What the exercise asks: Filter for the word "here" and keep each matching line.

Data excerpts
## start

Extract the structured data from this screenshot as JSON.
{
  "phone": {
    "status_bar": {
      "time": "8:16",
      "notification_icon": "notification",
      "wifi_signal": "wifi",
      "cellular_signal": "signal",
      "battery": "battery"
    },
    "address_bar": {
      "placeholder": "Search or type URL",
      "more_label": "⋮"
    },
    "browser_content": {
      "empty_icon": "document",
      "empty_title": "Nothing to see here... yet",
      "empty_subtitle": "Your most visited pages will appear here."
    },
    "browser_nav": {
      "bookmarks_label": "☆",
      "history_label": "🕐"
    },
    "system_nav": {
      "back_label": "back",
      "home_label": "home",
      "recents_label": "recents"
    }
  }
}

## end

Final result:
      "empty_title": "Nothing to see here... yet",
      "empty_subtitle": "Your most visited pages will appear here."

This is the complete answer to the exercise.